Your task
The records below are to be repeated in full, exactly as they are.

Data shown

[start]

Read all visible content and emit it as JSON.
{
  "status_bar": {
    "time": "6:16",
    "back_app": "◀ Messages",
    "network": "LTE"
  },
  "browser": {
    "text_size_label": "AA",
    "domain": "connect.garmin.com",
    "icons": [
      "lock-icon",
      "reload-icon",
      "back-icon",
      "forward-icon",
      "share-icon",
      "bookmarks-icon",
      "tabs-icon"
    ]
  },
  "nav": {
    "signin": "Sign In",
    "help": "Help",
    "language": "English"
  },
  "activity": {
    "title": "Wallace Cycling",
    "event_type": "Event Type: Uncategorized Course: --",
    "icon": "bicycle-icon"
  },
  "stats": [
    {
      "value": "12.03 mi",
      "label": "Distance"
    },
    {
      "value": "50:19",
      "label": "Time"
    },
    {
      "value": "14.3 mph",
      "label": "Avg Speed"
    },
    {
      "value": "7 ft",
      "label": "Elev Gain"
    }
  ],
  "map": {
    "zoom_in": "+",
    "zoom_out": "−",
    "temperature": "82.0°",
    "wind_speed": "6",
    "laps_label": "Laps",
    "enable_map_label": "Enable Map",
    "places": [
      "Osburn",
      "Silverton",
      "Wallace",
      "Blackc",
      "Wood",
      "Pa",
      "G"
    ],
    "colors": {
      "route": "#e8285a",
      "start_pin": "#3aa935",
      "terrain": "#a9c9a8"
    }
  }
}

[end]

Correct result
Read all visible content and emit it as JSON.
{
  "status_bar": {
    "time": "6:16",
    "back_app": "◀ Messages",
    "network": "LTE"
  },
  "browser": {
    "text_size_label": "AA",
    "domain": "connect.garmin.com",
    "icons": [
      "lock-icon",
      "reload-icon",
      "back-icon",
      "forward-icon",
      "share-icon",
      "bookmarks-icon",
      "tabs-icon"
    ]
  },
  "nav": {
    "signin": "Sign In",
    "help": "Help",
    "language": "English"
  },
  "activity": {
    "title": "Wallace Cycling",
    "event_type": "Event Type: Uncategorized Course: --",
    "icon": "bicycle-icon"
  },
  "stats": [
    {
      "value": "12.03 mi",
      "label": "Distance"
    },
    {
      "value": "50:19",
      "label": "Time"
    },
    {
      "value": "14.3 mph",
      "label": "Avg Speed"
    },
    {
      "value": "7 ft",
      "label": "Elev Gain"
    }
  ],
  "map": {
    "zoom_in": "+",
    "zoom_out": "−",
    "temperature": "82.0°",
    "wind_speed": "6",
    "laps_label": "Laps",
    "enable_map_label": "Enable Map",
    "places": [
      "Osburn",
      "Silverton",
      "Wallace",
      "Blackc",
      "Wood",
      "Pa",
      "G"
    ],
    "colors": {
      "route": "#e8285a",
      "start_pin": "#3aa935",
      "terrain": "#a9c9a8"
    }
  }
}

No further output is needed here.